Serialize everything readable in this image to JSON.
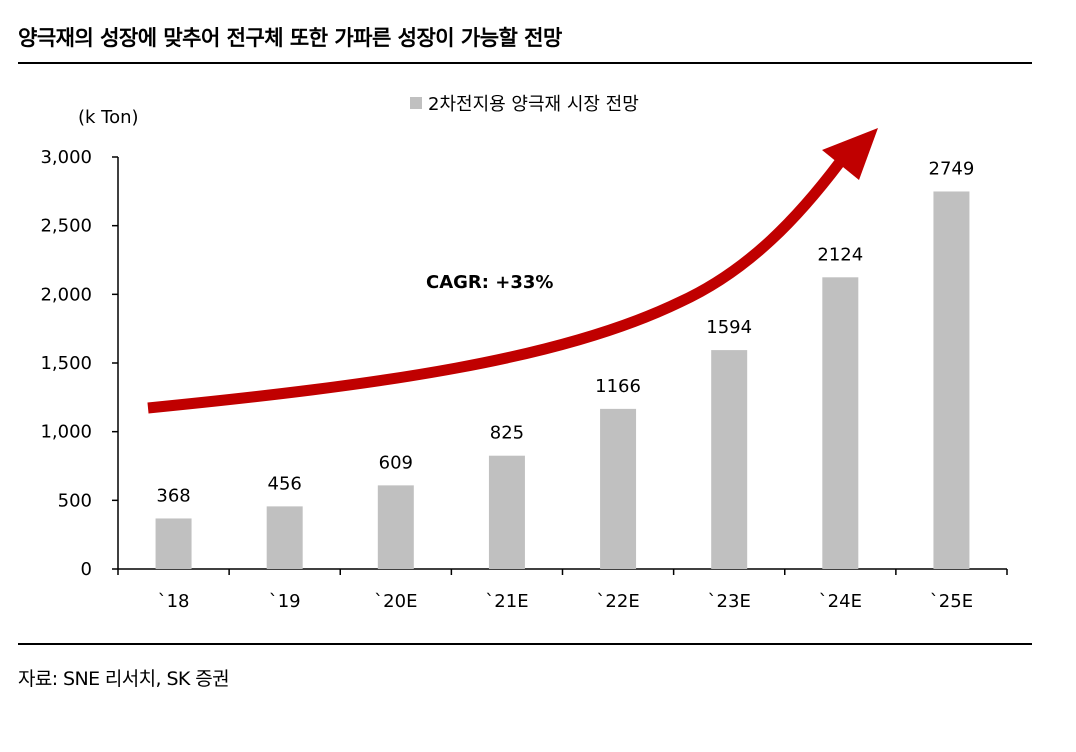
{
  "header": {
    "title": "양극재의 성장에 맞추어 전구체 또한 가파른 성장이 가능할 전망"
  },
  "footer": {
    "source": "자료: SNE 리서치, SK 증권"
  },
  "colors": {
    "bar": "#c0c0c0",
    "arrow": "#c00000",
    "axis": "#000000"
  },
  "chart_data": {
    "type": "bar",
    "title": "",
    "ylabel": "(k Ton)",
    "xlabel": "",
    "ylim": [
      0,
      3000
    ],
    "yticks": [
      0,
      500,
      1000,
      1500,
      2000,
      2500,
      3000
    ],
    "ytick_labels": [
      "0",
      "500",
      "1,000",
      "1,500",
      "2,000",
      "2,500",
      "3,000"
    ],
    "categories": [
      "`18",
      "`19",
      "`20E",
      "`21E",
      "`22E",
      "`23E",
      "`24E",
      "`25E"
    ],
    "series": [
      {
        "name": "2차전지용 양극재 시장 전망",
        "values": [
          368,
          456,
          609,
          825,
          1166,
          1594,
          2124,
          2749
        ]
      }
    ],
    "data_labels": [
      "368",
      "456",
      "609",
      "825",
      "1166",
      "1594",
      "2124",
      "2749"
    ],
    "annotation": "CAGR:  +33%",
    "legend_position": "top-center",
    "grid": false
  }
}
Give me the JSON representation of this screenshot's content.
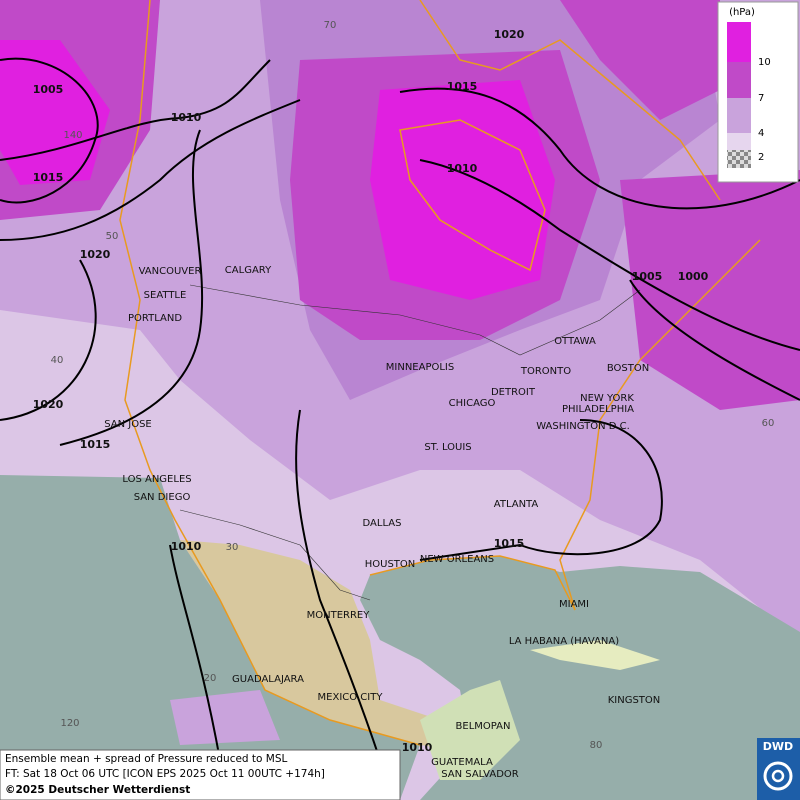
{
  "map": {
    "isobars": [
      1005,
      1010,
      1015,
      1020,
      1020,
      1015,
      1020,
      1015,
      1010,
      1005,
      1000,
      1015,
      1010,
      1010
    ],
    "graticule": [
      70,
      140,
      50,
      40,
      30,
      20,
      120,
      80,
      60
    ],
    "cities": [
      "VANCOUVER",
      "CALGARY",
      "SEATTLE",
      "PORTLAND",
      "MINNEAPOLIS",
      "TORONTO",
      "OTTAWA",
      "DETROIT",
      "BOSTON",
      "NEW YORK",
      "PHILADELPHIA",
      "WASHINGTON D.C.",
      "CHICAGO",
      "ST. LOUIS",
      "SAN JOSE",
      "LOS ANGELES",
      "SAN DIEGO",
      "ATLANTA",
      "DALLAS",
      "HOUSTON",
      "NEW ORLEANS",
      "MIAMI",
      "MONTERREY",
      "LA HABANA (HAVANA)",
      "GUADALAJARA",
      "MEXICO CITY",
      "BELMOPAN",
      "KINGSTON",
      "GUATEMALA",
      "SAN SALVADOR"
    ]
  },
  "legend": {
    "unit": "(hPa)",
    "levels": [
      10,
      7,
      4,
      2
    ]
  },
  "footer": {
    "title": "Ensemble mean + spread of Pressure reduced to MSL",
    "forecast": "FT: Sat 18 Oct 06 UTC [ICON EPS 2025 Oct 11 00UTC +174h]",
    "copyright": "©2025 Deutscher Wetterdienst"
  },
  "logo": "DWD"
}
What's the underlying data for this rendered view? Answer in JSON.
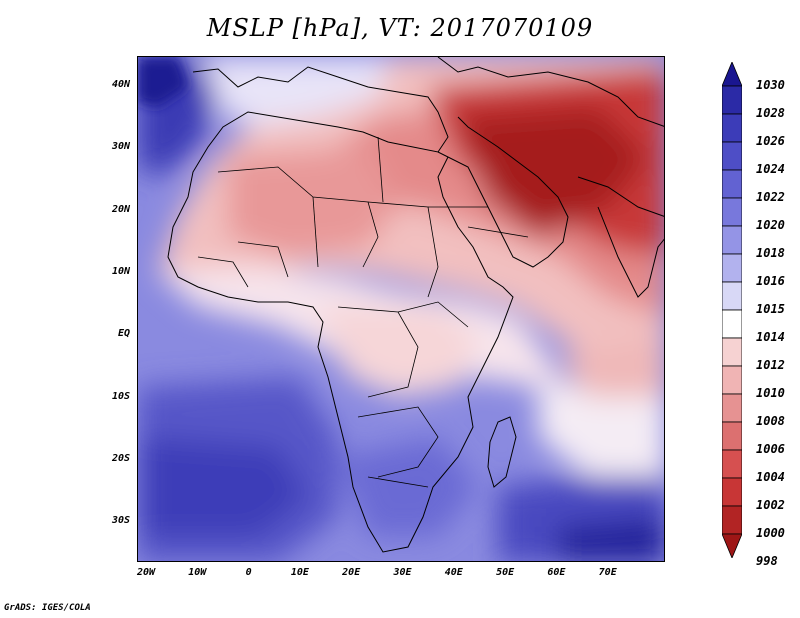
{
  "title": "MSLP [hPa], VT: 2017070109",
  "footer": "GrADS: IGES/COLA",
  "lat_ticks": [
    "40N",
    "30N",
    "20N",
    "10N",
    "EQ",
    "10S",
    "20S",
    "30S"
  ],
  "lon_ticks": [
    "20W",
    "10W",
    "0",
    "10E",
    "20E",
    "30E",
    "40E",
    "50E",
    "60E",
    "70E"
  ],
  "colorbar": {
    "labels": [
      "1030",
      "1028",
      "1026",
      "1024",
      "1022",
      "1020",
      "1018",
      "1016",
      "1015",
      "1014",
      "1012",
      "1010",
      "1008",
      "1006",
      "1004",
      "1002",
      "1000",
      "998"
    ],
    "colors": [
      "#1a1690",
      "#2b2aa6",
      "#3c3cb8",
      "#4e4ec6",
      "#6262d2",
      "#7878dc",
      "#9494e6",
      "#b2b2ee",
      "#d8d8f6",
      "#ffffff",
      "#f6d2d2",
      "#f0b4b4",
      "#e69292",
      "#dc7070",
      "#d65050",
      "#c83636",
      "#b22424",
      "#9e1616"
    ]
  }
}
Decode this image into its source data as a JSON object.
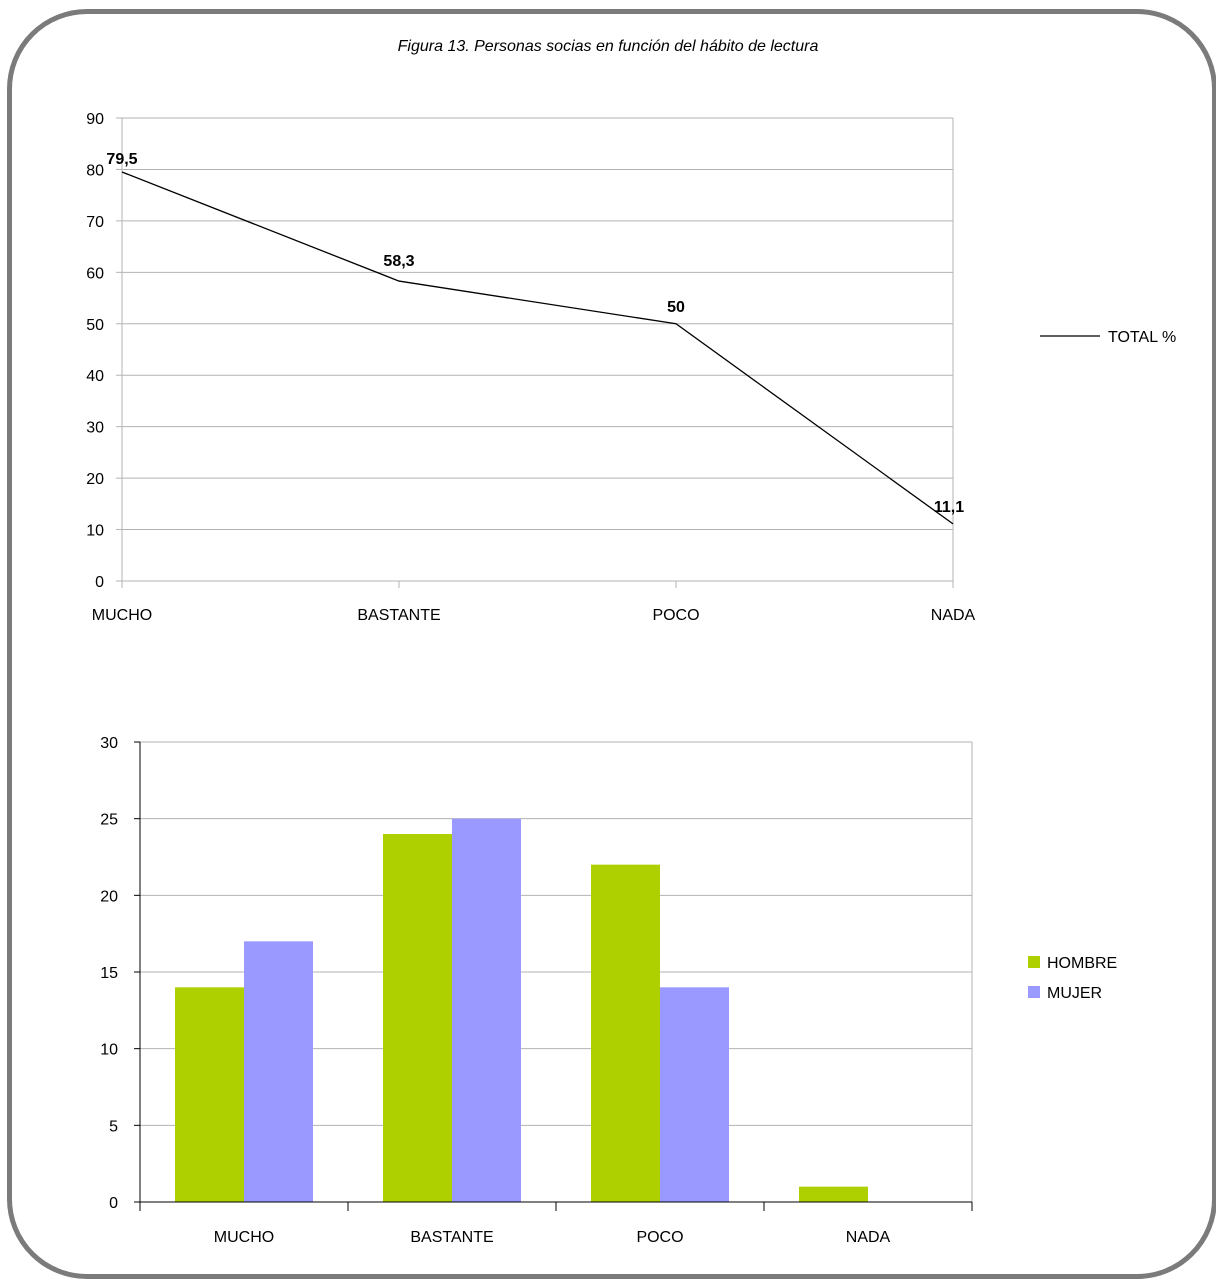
{
  "figure": {
    "title": "Figura 13. Personas socias en función del hábito de lectura"
  },
  "chart_data": [
    {
      "type": "line",
      "categories": [
        "MUCHO",
        "BASTANTE",
        "POCO",
        "NADA"
      ],
      "series": [
        {
          "name": "TOTAL %",
          "values": [
            79.5,
            58.3,
            50,
            11.1
          ],
          "color": "#000000"
        }
      ],
      "data_labels": [
        "79,5",
        "58,3",
        "50",
        "11,1"
      ],
      "yticks": [
        0,
        10,
        20,
        30,
        40,
        50,
        60,
        70,
        80,
        90
      ],
      "ylim": [
        0,
        90
      ],
      "grid": true,
      "legend": "right"
    },
    {
      "type": "bar",
      "categories": [
        "MUCHO",
        "BASTANTE",
        "POCO",
        "NADA"
      ],
      "series": [
        {
          "name": "HOMBRE",
          "values": [
            14,
            24,
            22,
            1
          ],
          "color": "#aecf00"
        },
        {
          "name": "MUJER",
          "values": [
            17,
            25,
            14,
            0
          ],
          "color": "#9999ff"
        }
      ],
      "yticks": [
        0,
        5,
        10,
        15,
        20,
        25,
        30
      ],
      "ylim": [
        0,
        30
      ],
      "grid": true,
      "legend": "right"
    }
  ]
}
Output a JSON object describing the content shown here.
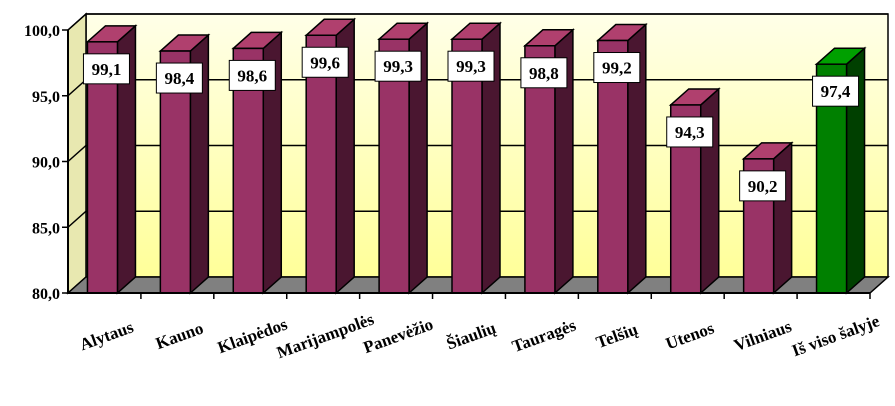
{
  "chart_data": {
    "type": "bar",
    "title": "",
    "xlabel": "",
    "ylabel": "",
    "ylim": [
      80,
      100
    ],
    "yticks": [
      "100,0",
      "95,0",
      "90,0",
      "85,0",
      "80,0"
    ],
    "ytick_values": [
      100,
      95,
      90,
      85,
      80
    ],
    "grid": true,
    "three_d": true,
    "categories": [
      "Alytaus",
      "Kauno",
      "Klaipėdos",
      "Marijampolės",
      "Panevėžio",
      "Šiaulių",
      "Tauragės",
      "Telšių",
      "Utenos",
      "Vilniaus",
      "Iš viso šalyje"
    ],
    "values": [
      99.1,
      98.4,
      98.6,
      99.6,
      99.3,
      99.3,
      98.8,
      99.2,
      94.3,
      90.2,
      97.4
    ],
    "value_labels": [
      "99,1",
      "98,4",
      "98,6",
      "99,6",
      "99,3",
      "99,3",
      "98,8",
      "99,2",
      "94,3",
      "90,2",
      "97,4"
    ],
    "highlight_index": 10,
    "colors": {
      "bar_front": "#993366",
      "bar_top": "#b0406e",
      "bar_side": "#4a1630",
      "highlight_front": "#008000",
      "highlight_top": "#00a000",
      "highlight_side": "#004000",
      "wall": "#ffffcc",
      "floor": "#808080",
      "grid": "#000000"
    }
  }
}
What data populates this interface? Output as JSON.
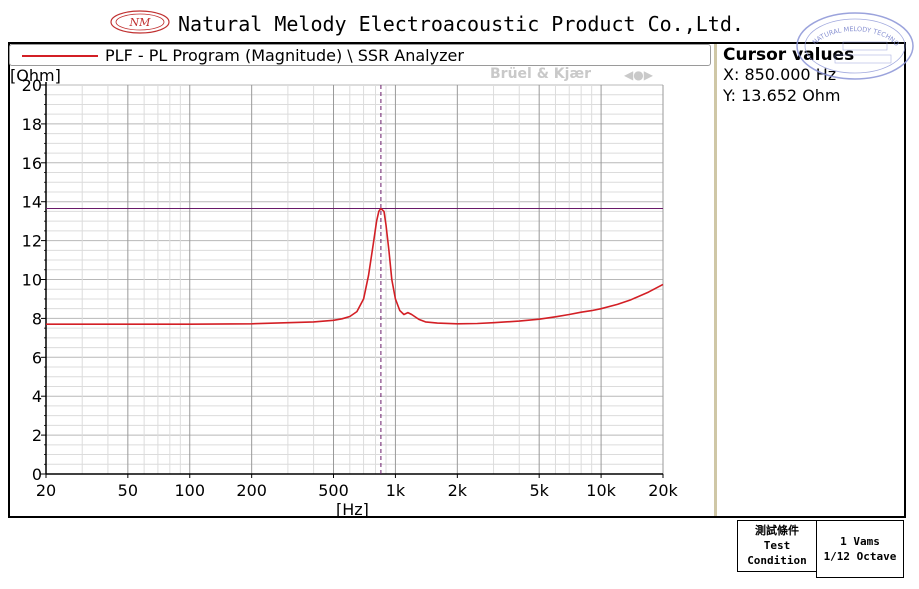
{
  "header": {
    "title": "Natural Melody Electroacoustic Product Co.,Ltd.",
    "logo_text": "NM",
    "stamp_text": "NATURAL MELODY TECHNOLOGY INC."
  },
  "legend": {
    "label": "PLF - PL Program (Magnitude) \\ SSR Analyzer",
    "brand": "Brüel & Kjær"
  },
  "cursor": {
    "title": "Cursor values",
    "x": "X: 850.000 Hz",
    "y": "Y: 13.652 Ohm"
  },
  "conditions": {
    "label_cn": "測試條件",
    "label_en_1": "Test",
    "label_en_2": "Condition",
    "value_1": "1 Vams",
    "value_2": "1/12 Octave"
  },
  "chart_data": {
    "type": "line",
    "xlabel": "[Hz]",
    "ylabel": "[Ohm]",
    "x_scale": "log",
    "xlim": [
      20,
      20000
    ],
    "ylim": [
      0,
      20
    ],
    "x_ticks": [
      {
        "value": 20,
        "label": "20"
      },
      {
        "value": 50,
        "label": "50"
      },
      {
        "value": 100,
        "label": "100"
      },
      {
        "value": 200,
        "label": "200"
      },
      {
        "value": 500,
        "label": "500"
      },
      {
        "value": 1000,
        "label": "1k"
      },
      {
        "value": 2000,
        "label": "2k"
      },
      {
        "value": 5000,
        "label": "5k"
      },
      {
        "value": 10000,
        "label": "10k"
      },
      {
        "value": 20000,
        "label": "20k"
      }
    ],
    "y_ticks": [
      0,
      2,
      4,
      6,
      8,
      10,
      12,
      14,
      16,
      18,
      20
    ],
    "grid": true,
    "cursor": {
      "x": 850,
      "y": 13.652
    },
    "colors": {
      "series": "#d31f25",
      "cursor": "#6a1a6a",
      "grid_major": "#b8b8b8",
      "grid_minor": "#dcdcdc"
    },
    "series": [
      {
        "name": "PLF - PL Program (Magnitude) \\ SSR Analyzer",
        "x": [
          20,
          30,
          50,
          100,
          200,
          300,
          400,
          500,
          550,
          600,
          650,
          700,
          740,
          780,
          810,
          830,
          850,
          880,
          900,
          930,
          960,
          1000,
          1050,
          1100,
          1150,
          1200,
          1300,
          1400,
          1600,
          2000,
          2500,
          3000,
          4000,
          5000,
          6000,
          7000,
          8000,
          9000,
          10000,
          12000,
          14000,
          17000,
          20000
        ],
        "y": [
          7.7,
          7.7,
          7.7,
          7.7,
          7.72,
          7.78,
          7.82,
          7.9,
          7.98,
          8.1,
          8.35,
          9.0,
          10.2,
          11.8,
          13.0,
          13.5,
          13.65,
          13.5,
          12.8,
          11.5,
          10.0,
          9.0,
          8.4,
          8.2,
          8.3,
          8.2,
          7.95,
          7.82,
          7.76,
          7.72,
          7.74,
          7.78,
          7.86,
          7.96,
          8.08,
          8.2,
          8.32,
          8.4,
          8.5,
          8.72,
          8.96,
          9.35,
          9.75
        ]
      }
    ]
  }
}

WHAT YOU SHOULD DO
List every line above that contains the word "Magnitude".

ANSWER TO THE TASK
    "label": "PLF - PL Program (Magnitude) \\ SSR Analyzer",
        "name": "PLF - PL Program (Magnitude) \\ SSR Analyzer",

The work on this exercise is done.